Stored items
····················

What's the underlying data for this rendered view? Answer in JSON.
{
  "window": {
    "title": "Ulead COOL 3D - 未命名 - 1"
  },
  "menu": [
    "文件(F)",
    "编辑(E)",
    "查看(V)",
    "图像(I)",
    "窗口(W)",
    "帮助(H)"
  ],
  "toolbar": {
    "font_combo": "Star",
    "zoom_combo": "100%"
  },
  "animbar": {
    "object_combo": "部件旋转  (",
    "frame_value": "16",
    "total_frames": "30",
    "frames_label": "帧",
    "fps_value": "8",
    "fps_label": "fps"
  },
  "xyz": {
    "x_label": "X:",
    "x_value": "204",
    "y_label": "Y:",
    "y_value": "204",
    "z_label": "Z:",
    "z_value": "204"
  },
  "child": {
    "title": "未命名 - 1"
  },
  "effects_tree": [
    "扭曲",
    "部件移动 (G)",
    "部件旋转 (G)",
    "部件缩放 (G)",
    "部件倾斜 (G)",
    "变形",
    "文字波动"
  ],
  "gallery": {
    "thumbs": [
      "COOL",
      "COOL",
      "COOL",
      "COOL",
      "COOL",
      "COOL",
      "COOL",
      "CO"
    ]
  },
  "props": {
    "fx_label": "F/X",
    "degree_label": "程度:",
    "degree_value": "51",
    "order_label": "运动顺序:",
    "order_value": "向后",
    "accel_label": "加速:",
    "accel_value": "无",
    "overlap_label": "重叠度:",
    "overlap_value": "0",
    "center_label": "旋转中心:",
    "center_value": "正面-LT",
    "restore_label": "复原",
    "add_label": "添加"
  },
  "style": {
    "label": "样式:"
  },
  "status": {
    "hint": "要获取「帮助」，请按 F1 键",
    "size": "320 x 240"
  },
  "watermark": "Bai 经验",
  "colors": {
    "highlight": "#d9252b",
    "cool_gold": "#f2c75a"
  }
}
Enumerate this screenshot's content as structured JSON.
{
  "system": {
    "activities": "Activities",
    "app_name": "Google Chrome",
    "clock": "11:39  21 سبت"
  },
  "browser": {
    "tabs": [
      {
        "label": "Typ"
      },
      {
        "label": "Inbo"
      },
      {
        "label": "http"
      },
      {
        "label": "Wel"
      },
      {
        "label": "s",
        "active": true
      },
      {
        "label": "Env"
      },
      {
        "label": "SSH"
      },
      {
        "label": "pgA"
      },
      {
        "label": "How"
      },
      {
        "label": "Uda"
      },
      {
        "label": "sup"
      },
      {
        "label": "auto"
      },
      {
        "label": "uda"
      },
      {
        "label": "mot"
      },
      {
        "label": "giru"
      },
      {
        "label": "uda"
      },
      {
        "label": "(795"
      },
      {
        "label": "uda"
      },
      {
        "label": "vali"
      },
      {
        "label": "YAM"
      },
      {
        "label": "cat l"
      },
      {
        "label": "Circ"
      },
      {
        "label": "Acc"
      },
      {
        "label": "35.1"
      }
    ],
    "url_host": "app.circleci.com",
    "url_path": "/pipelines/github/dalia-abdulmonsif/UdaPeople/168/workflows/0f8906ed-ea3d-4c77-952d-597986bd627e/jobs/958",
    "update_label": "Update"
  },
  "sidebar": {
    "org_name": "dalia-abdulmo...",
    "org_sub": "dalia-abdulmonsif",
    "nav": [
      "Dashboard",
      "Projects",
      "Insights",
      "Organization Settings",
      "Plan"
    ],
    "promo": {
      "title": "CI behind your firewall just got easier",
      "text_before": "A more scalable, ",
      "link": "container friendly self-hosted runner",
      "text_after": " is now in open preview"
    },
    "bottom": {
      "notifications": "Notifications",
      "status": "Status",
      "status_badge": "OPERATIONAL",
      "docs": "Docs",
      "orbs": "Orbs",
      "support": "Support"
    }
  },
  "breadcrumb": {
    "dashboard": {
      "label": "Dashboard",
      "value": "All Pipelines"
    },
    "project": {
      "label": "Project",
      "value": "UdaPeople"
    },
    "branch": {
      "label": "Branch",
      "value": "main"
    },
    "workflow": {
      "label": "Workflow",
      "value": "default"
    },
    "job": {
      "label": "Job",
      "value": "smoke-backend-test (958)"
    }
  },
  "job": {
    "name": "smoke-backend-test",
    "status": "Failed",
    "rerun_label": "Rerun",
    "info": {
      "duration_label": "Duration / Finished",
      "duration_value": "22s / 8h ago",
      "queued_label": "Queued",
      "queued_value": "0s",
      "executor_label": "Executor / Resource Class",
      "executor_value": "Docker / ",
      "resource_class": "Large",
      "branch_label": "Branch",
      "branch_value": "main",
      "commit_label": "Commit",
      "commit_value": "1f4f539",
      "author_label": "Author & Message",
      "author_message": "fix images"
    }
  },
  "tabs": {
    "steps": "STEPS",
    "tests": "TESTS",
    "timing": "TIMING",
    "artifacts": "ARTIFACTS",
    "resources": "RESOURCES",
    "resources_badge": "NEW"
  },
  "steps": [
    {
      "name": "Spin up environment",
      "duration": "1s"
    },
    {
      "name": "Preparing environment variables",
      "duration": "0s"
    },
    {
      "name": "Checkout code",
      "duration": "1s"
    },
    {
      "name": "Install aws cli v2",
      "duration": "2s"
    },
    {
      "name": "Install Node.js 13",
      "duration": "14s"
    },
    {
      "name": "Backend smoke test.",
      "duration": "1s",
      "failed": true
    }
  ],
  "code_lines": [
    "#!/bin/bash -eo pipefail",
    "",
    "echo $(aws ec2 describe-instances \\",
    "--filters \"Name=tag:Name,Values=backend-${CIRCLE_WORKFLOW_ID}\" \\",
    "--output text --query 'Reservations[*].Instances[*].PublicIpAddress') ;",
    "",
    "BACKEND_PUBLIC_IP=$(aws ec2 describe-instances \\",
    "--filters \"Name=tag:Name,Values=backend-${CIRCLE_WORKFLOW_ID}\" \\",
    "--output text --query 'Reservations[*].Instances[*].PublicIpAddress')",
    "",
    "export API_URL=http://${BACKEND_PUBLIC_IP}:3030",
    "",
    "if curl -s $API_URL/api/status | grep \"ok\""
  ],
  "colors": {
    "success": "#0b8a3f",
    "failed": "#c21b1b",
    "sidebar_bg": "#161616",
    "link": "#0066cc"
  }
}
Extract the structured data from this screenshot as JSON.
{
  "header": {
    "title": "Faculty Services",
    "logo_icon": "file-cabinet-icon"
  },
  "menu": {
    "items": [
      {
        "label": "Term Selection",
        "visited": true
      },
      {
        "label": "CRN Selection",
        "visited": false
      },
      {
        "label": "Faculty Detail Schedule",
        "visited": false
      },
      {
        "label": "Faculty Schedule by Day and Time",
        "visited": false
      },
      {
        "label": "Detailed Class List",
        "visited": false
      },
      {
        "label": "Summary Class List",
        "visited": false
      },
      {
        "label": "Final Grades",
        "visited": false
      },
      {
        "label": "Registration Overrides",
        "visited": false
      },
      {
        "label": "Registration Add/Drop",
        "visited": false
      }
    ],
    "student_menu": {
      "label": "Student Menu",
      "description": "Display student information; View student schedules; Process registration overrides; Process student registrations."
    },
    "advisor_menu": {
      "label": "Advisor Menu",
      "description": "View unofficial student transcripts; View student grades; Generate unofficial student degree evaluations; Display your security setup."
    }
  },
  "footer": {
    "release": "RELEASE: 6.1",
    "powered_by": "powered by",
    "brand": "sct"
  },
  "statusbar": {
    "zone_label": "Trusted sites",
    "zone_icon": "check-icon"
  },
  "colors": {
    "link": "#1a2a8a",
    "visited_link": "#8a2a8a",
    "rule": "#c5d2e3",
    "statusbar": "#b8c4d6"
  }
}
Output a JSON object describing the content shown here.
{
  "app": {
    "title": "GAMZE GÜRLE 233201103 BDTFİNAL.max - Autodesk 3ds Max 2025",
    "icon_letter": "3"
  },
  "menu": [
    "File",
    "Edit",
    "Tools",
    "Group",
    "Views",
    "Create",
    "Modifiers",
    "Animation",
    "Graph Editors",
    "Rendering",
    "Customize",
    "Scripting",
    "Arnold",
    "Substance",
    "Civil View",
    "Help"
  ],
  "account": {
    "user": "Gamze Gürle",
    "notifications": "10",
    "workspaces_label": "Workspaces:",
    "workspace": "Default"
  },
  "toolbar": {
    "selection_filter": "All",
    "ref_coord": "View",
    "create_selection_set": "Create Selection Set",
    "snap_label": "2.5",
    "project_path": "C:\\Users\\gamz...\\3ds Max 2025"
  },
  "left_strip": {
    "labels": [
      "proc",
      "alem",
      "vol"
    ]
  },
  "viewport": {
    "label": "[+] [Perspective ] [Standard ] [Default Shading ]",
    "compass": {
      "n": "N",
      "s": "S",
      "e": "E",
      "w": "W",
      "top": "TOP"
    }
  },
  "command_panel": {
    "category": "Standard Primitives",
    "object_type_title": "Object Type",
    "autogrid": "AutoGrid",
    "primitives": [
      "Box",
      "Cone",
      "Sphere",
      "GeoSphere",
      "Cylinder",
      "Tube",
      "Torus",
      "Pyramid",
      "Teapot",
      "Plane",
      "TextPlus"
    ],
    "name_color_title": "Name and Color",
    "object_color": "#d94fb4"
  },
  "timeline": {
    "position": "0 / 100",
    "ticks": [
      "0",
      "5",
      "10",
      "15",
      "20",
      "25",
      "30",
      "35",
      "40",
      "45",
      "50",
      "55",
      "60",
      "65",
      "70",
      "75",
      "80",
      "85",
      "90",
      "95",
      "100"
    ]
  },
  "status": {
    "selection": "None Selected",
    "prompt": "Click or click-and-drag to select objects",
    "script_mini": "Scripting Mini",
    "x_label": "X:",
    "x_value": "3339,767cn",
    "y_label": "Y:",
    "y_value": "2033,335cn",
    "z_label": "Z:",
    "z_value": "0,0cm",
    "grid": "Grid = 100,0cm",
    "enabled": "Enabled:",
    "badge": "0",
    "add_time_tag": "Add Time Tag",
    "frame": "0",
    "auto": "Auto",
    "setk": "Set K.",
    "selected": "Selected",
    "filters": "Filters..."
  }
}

····················

◆ PROBLEM DESCRIPTION:
Please list every line of the records that contains "screenshot".

◆ TASK RESULT:
Enumerate this screenshot's content as structured JSON.
Extract the structured data from this screenshot as JSON.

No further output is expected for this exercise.